Requirement:
The listing below is to be output in its exact form.

+===+

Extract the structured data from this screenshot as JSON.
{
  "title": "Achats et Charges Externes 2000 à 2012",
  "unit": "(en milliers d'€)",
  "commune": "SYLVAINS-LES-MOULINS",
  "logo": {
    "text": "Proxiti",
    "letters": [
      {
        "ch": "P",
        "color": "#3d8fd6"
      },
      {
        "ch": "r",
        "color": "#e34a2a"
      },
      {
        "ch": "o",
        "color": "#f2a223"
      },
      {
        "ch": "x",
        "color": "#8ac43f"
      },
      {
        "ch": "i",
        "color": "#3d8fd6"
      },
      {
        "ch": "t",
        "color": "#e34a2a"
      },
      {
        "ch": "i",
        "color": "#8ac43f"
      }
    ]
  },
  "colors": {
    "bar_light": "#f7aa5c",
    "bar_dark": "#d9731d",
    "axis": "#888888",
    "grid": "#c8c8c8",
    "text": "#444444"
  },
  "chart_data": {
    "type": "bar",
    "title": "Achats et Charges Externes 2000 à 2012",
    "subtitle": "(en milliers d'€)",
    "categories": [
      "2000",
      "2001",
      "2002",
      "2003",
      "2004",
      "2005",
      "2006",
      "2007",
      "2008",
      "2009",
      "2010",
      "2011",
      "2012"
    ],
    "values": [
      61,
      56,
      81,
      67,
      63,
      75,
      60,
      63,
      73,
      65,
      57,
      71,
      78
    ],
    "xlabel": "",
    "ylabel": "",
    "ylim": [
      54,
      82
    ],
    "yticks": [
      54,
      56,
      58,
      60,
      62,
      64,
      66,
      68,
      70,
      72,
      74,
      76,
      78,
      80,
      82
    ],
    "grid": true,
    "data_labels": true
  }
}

+===+

The reply:
Extract the structured data from this screenshot as JSON.
{
  "title": "Achats et Charges Externes 2000 à 2012",
  "unit": "(en milliers d'€)",
  "commune": "SYLVAINS-LES-MOULINS",
  "logo": {
    "text": "Proxiti",
    "letters": [
      {
        "ch": "P",
        "color": "#3d8fd6"
      },
      {
        "ch": "r",
        "color": "#e34a2a"
      },
      {
        "ch": "o",
        "color": "#f2a223"
      },
      {
        "ch": "x",
        "color": "#8ac43f"
      },
      {
        "ch": "i",
        "color": "#3d8fd6"
      },
      {
        "ch": "t",
        "color": "#e34a2a"
      },
      {
        "ch": "i",
        "color": "#8ac43f"
      }
    ]
  },
  "colors": {
    "bar_light": "#f7aa5c",
    "bar_dark": "#d9731d",
    "axis": "#888888",
    "grid": "#c8c8c8",
    "text": "#444444"
  },
  "chart_data": {
    "type": "bar",
    "title": "Achats et Charges Externes 2000 à 2012",
    "subtitle": "(en milliers d'€)",
    "categories": [
      "2000",
      "2001",
      "2002",
      "2003",
      "2004",
      "2005",
      "2006",
      "2007",
      "2008",
      "2009",
      "2010",
      "2011",
      "2012"
    ],
    "values": [
      61,
      56,
      81,
      67,
      63,
      75,
      60,
      63,
      73,
      65,
      57,
      71,
      78
    ],
    "xlabel": "",
    "ylabel": "",
    "ylim": [
      54,
      82
    ],
    "yticks": [
      54,
      56,
      58,
      60,
      62,
      64,
      66,
      68,
      70,
      72,
      74,
      76,
      78,
      80,
      82
    ],
    "grid": true,
    "data_labels": true
  }
}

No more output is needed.